[Goal of the exercise]
Copy each line below exactly and leave the pictures out.
### Dataset entries ###
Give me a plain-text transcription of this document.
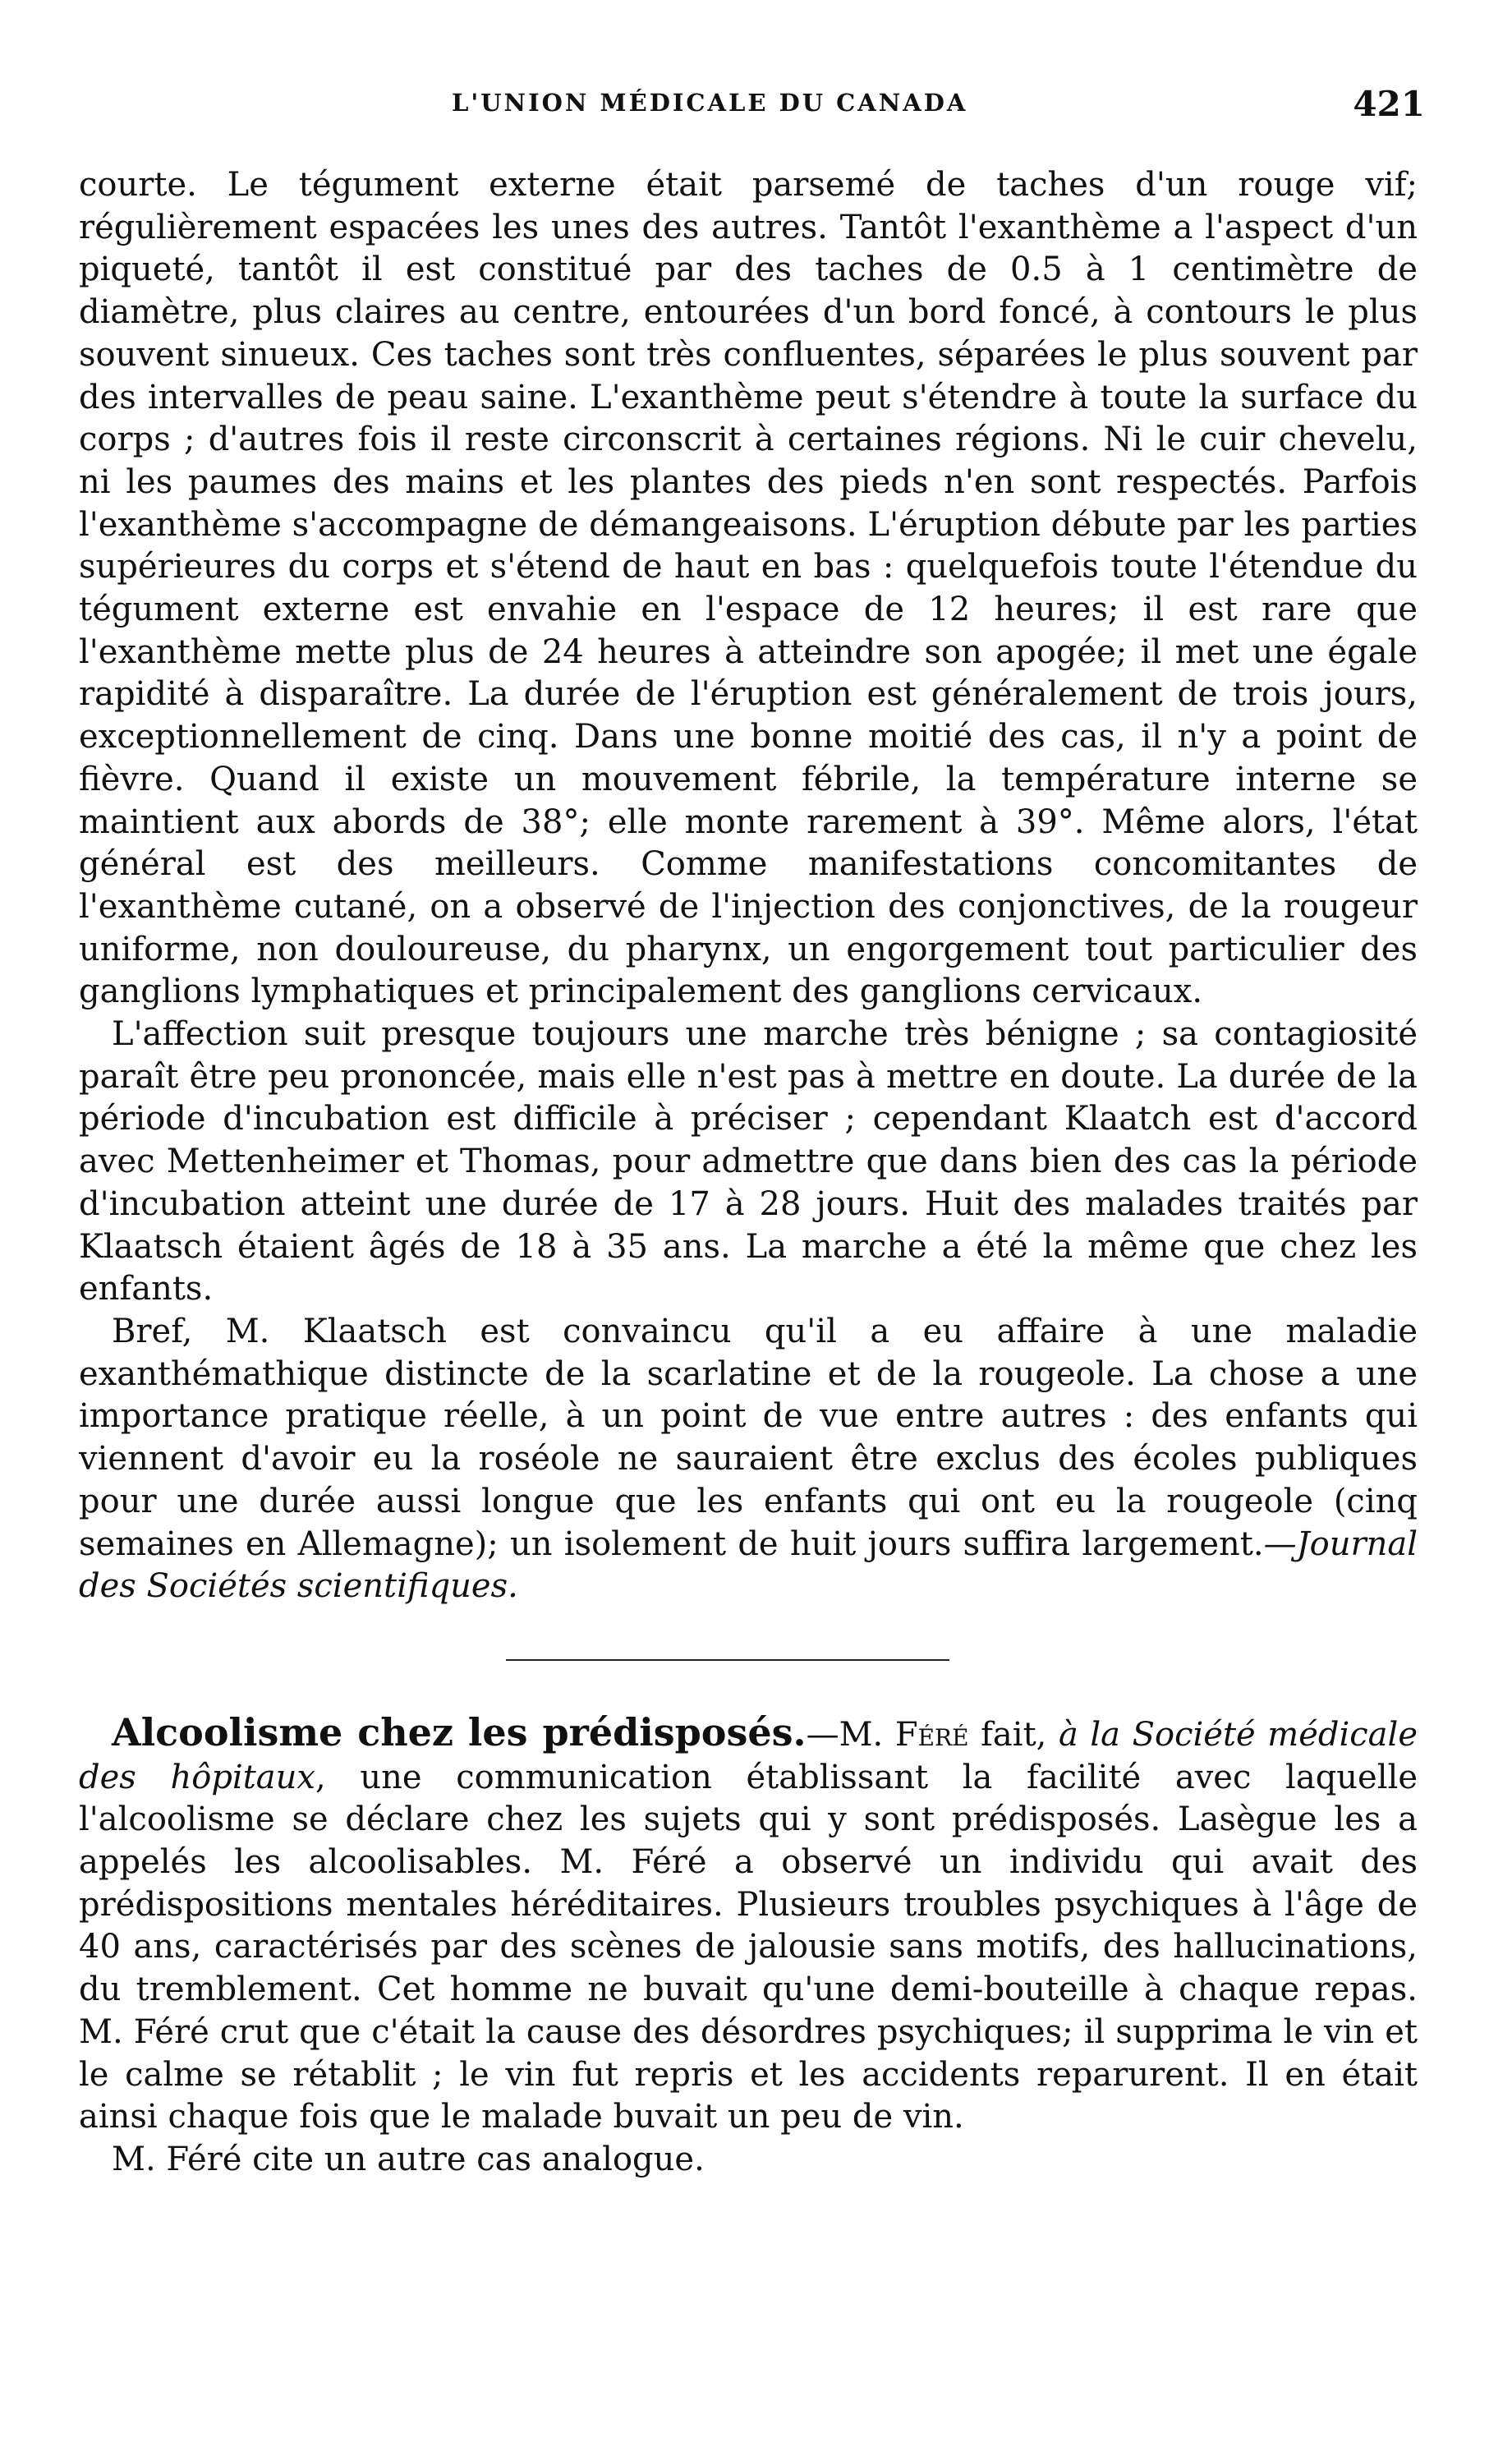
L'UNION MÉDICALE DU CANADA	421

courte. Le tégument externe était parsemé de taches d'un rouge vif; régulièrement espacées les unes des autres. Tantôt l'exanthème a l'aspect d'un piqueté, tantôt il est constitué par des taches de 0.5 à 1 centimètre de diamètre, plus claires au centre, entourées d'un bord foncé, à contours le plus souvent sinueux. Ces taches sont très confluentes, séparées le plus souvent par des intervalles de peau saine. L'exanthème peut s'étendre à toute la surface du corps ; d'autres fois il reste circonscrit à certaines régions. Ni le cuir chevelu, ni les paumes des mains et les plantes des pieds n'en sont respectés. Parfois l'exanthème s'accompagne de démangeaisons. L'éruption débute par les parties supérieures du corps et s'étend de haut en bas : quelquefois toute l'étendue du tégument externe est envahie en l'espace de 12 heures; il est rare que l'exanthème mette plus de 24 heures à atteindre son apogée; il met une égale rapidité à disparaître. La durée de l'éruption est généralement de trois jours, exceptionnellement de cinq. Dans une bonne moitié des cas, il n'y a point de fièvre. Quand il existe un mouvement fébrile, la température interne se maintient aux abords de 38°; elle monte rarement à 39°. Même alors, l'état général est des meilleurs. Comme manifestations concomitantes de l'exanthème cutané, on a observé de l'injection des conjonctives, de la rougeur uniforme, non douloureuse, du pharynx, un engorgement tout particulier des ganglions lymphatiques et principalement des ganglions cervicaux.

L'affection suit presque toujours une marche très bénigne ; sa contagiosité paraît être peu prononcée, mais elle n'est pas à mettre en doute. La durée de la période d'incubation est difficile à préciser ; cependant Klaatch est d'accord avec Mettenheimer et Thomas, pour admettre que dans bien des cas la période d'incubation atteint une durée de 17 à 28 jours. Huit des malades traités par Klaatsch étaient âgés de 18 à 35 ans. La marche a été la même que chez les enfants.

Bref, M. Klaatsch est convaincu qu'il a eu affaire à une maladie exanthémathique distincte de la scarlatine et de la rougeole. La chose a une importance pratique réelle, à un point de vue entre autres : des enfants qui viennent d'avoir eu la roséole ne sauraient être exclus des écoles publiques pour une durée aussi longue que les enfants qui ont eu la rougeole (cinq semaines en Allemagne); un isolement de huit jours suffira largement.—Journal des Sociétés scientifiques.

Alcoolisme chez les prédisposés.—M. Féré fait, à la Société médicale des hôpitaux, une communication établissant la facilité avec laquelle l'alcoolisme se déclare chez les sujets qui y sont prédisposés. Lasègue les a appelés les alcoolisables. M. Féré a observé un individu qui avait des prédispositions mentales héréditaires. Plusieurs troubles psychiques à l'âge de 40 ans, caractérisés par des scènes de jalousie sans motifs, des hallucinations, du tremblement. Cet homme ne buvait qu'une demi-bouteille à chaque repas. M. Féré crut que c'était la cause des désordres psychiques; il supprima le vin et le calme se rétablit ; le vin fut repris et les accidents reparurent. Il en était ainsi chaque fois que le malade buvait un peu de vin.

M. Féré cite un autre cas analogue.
###
[Completed exercise]
Give me a plain-text transcription of this document.
L'UNION MÉDICALE DU CANADA	421

courte. Le tégument externe était parsemé de taches d'un rouge vif; régulièrement espacées les unes des autres. Tantôt l'exanthème a l'aspect d'un piqueté, tantôt il est constitué par des taches de 0.5 à 1 centimètre de diamètre, plus claires au centre, entourées d'un bord foncé, à contours le plus souvent sinueux. Ces taches sont très confluentes, séparées le plus souvent par des intervalles de peau saine. L'exanthème peut s'étendre à toute la surface du corps ; d'autres fois il reste circonscrit à certaines régions. Ni le cuir chevelu, ni les paumes des mains et les plantes des pieds n'en sont respectés. Parfois l'exanthème s'accompagne de démangeaisons. L'éruption débute par les parties supérieures du corps et s'étend de haut en bas : quelquefois toute l'étendue du tégument externe est envahie en l'espace de 12 heures; il est rare que l'exanthème mette plus de 24 heures à atteindre son apogée; il met une égale rapidité à disparaître. La durée de l'éruption est généralement de trois jours, exceptionnellement de cinq. Dans une bonne moitié des cas, il n'y a point de fièvre. Quand il existe un mouvement fébrile, la température interne se maintient aux abords de 38°; elle monte rarement à 39°. Même alors, l'état général est des meilleurs. Comme manifestations concomitantes de l'exanthème cutané, on a observé de l'injection des conjonctives, de la rougeur uniforme, non douloureuse, du pharynx, un engorgement tout particulier des ganglions lymphatiques et principalement des ganglions cervicaux.

L'affection suit presque toujours une marche très bénigne ; sa contagiosité paraît être peu prononcée, mais elle n'est pas à mettre en doute. La durée de la période d'incubation est difficile à préciser ; cependant Klaatch est d'accord avec Mettenheimer et Thomas, pour admettre que dans bien des cas la période d'incubation atteint une durée de 17 à 28 jours. Huit des malades traités par Klaatsch étaient âgés de 18 à 35 ans. La marche a été la même que chez les enfants.

Bref, M. Klaatsch est convaincu qu'il a eu affaire à une maladie exanthémathique distincte de la scarlatine et de la rougeole. La chose a une importance pratique réelle, à un point de vue entre autres : des enfants qui viennent d'avoir eu la roséole ne sauraient être exclus des écoles publiques pour une durée aussi longue que les enfants qui ont eu la rougeole (cinq semaines en Allemagne); un isolement de huit jours suffira largement.—Journal des Sociétés scientifiques.

Alcoolisme chez les prédisposés.—M. Féré fait, à la Société médicale des hôpitaux, une communication établissant la facilité avec laquelle l'alcoolisme se déclare chez les sujets qui y sont prédisposés. Lasègue les a appelés les alcoolisables. M. Féré a observé un individu qui avait des prédispositions mentales héréditaires. Plusieurs troubles psychiques à l'âge de 40 ans, caractérisés par des scènes de jalousie sans motifs, des hallucinations, du tremblement. Cet homme ne buvait qu'une demi-bouteille à chaque repas. M. Féré crut que c'était la cause des désordres psychiques; il supprima le vin et le calme se rétablit ; le vin fut repris et les accidents reparurent. Il en était ainsi chaque fois que le malade buvait un peu de vin.

M. Féré cite un autre cas analogue.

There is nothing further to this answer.